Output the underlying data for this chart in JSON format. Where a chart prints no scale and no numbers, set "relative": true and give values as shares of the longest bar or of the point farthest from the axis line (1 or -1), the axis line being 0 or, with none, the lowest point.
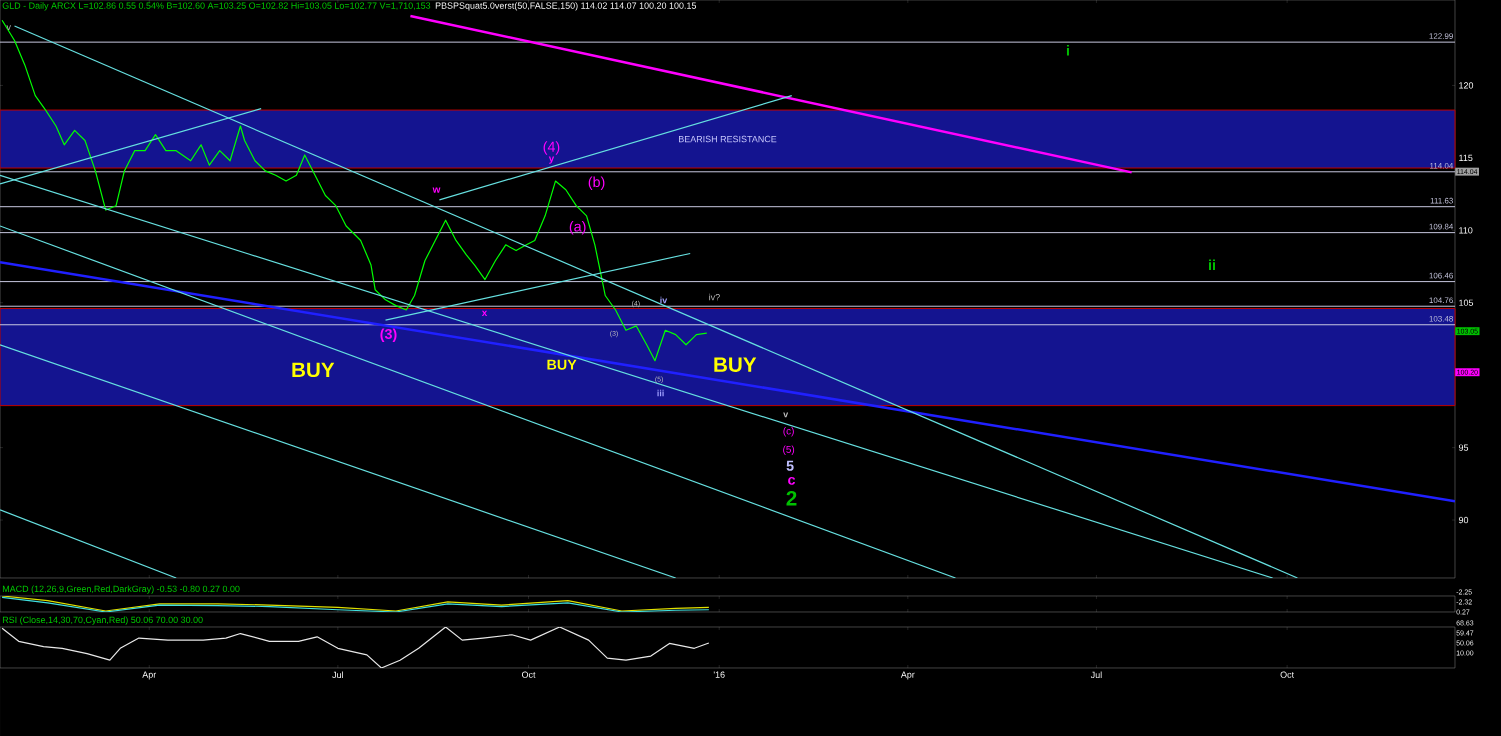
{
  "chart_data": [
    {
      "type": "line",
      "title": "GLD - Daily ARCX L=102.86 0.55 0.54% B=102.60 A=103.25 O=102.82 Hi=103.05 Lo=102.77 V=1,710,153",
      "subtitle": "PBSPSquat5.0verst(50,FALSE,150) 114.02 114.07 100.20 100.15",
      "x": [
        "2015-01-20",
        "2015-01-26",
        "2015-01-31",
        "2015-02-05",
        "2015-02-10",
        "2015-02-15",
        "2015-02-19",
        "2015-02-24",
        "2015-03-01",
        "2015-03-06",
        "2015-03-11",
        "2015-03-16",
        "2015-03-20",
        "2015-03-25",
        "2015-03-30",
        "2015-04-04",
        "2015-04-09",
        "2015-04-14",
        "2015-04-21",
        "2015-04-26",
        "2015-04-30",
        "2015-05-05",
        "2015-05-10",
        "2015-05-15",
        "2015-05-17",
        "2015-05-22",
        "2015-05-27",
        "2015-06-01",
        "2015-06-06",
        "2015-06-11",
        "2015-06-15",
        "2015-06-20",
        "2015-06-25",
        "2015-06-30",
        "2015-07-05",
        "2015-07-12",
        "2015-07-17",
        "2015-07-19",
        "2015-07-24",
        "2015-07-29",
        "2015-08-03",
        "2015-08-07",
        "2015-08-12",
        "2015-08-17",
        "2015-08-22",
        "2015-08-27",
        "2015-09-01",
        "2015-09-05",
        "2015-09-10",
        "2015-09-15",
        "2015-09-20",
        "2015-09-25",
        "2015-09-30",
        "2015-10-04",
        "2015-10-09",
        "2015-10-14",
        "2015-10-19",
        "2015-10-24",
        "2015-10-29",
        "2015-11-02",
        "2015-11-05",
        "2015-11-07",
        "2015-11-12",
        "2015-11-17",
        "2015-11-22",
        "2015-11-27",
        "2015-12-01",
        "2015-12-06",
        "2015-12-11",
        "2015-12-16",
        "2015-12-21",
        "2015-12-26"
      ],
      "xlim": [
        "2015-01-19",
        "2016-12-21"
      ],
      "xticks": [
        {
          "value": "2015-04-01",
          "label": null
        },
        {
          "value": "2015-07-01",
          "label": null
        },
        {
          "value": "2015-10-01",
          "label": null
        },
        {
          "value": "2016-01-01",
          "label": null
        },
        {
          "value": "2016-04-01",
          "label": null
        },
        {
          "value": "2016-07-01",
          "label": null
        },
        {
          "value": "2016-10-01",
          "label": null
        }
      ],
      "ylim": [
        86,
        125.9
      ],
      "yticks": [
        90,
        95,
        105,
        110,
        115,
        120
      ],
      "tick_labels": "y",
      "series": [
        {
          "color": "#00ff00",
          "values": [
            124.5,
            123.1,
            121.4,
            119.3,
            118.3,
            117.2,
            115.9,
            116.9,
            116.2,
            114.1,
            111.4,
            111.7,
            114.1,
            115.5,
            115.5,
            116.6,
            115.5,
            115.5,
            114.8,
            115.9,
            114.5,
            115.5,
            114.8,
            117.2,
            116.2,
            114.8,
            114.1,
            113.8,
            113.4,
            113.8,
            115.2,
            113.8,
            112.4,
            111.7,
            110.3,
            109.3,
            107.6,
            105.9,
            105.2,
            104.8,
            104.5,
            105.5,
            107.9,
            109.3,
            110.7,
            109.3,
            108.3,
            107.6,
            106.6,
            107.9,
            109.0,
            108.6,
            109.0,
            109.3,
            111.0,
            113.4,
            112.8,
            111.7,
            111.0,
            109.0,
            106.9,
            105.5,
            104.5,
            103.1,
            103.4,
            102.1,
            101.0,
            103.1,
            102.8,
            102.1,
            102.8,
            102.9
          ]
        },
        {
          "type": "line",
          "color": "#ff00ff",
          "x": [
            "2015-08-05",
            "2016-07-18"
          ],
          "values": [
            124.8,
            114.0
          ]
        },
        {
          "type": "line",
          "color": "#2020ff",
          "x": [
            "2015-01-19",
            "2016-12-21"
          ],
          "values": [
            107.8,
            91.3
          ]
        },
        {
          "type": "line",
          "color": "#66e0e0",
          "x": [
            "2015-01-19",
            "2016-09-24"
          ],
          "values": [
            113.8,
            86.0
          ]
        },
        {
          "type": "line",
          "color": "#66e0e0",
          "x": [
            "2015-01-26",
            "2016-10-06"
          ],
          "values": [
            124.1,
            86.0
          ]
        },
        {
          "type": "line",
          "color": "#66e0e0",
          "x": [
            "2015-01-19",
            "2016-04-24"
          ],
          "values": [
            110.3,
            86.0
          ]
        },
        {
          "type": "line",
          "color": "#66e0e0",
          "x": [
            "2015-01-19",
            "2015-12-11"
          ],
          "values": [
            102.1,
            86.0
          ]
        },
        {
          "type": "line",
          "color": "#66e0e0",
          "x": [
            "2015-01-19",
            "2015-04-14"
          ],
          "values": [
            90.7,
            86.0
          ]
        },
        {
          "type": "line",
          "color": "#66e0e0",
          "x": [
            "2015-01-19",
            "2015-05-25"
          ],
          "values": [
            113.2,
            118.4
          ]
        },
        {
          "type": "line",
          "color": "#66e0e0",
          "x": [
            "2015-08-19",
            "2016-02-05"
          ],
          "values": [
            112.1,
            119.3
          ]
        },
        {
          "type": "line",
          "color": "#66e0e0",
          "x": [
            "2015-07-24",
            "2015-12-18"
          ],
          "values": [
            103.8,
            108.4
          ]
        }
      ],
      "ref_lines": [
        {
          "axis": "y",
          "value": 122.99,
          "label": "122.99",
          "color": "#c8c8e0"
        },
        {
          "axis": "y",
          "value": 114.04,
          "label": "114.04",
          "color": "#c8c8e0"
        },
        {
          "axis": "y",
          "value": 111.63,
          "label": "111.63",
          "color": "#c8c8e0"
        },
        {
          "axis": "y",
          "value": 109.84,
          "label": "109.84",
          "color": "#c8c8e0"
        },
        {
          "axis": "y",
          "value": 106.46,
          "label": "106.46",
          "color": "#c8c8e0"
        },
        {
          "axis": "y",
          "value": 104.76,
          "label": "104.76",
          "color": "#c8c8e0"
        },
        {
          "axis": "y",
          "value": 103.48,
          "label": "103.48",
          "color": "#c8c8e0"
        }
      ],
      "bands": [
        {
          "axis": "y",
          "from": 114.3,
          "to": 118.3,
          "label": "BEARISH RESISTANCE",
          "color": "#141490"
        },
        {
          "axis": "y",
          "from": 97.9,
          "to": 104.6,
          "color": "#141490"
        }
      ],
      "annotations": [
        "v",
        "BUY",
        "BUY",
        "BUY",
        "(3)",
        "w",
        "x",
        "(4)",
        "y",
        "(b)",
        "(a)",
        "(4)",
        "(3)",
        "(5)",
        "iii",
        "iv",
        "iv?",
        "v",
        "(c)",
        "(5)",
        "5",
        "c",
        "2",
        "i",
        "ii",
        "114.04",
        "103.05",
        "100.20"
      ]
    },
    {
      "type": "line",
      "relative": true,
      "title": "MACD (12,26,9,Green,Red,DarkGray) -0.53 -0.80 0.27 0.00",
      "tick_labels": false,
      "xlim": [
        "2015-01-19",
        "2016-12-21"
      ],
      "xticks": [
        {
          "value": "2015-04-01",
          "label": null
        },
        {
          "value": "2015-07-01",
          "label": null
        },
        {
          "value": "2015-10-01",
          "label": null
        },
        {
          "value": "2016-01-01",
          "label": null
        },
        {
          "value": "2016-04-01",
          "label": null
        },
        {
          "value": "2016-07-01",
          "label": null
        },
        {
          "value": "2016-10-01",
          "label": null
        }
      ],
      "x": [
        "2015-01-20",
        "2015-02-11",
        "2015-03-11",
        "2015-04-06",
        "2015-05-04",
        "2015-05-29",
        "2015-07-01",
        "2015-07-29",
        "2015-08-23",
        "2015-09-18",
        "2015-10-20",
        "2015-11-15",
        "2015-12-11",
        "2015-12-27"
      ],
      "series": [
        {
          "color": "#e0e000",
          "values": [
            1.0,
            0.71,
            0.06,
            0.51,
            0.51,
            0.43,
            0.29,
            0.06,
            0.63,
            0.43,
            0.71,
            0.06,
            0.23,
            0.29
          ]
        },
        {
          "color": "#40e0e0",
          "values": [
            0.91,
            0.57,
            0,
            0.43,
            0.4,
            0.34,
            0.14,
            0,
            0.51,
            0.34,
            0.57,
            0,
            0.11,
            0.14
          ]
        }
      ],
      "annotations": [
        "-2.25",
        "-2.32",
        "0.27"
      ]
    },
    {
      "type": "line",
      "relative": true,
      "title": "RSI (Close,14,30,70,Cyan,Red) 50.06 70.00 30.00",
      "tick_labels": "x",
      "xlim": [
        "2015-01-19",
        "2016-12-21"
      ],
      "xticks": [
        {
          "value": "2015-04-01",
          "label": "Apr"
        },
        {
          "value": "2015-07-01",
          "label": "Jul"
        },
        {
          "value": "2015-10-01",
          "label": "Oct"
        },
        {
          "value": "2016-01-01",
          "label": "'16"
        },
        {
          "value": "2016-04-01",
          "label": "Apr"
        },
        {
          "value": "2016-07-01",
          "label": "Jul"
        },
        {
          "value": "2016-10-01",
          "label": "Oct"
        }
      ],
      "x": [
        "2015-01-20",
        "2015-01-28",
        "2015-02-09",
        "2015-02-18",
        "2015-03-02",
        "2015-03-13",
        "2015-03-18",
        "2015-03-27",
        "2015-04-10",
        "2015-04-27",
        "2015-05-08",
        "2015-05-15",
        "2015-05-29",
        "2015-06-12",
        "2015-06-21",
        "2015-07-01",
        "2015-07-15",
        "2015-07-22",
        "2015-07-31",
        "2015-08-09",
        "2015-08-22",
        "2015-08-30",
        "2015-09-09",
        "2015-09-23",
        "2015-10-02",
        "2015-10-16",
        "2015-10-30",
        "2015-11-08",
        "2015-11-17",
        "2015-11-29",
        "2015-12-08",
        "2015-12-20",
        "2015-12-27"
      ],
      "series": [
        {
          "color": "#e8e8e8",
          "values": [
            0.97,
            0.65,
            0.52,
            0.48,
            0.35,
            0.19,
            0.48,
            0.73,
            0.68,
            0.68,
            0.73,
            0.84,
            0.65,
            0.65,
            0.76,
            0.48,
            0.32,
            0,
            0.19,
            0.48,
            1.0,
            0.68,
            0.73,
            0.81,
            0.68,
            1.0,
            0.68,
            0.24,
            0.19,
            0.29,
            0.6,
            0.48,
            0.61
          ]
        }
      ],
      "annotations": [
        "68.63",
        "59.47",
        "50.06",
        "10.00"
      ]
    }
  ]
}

◆ Written problem
Show all lines above holding "from".

◆ Exercise response
Output the underlying data for this chart in JSON format. Where a chart prints no scale and no numbers, set "relative": true and give values as shares of the longest bar or of the point farthest from the axis line (1 or -1), the axis line being 0 or, with none, the lowest point.
          "from": 114.3,
          "from": 97.9,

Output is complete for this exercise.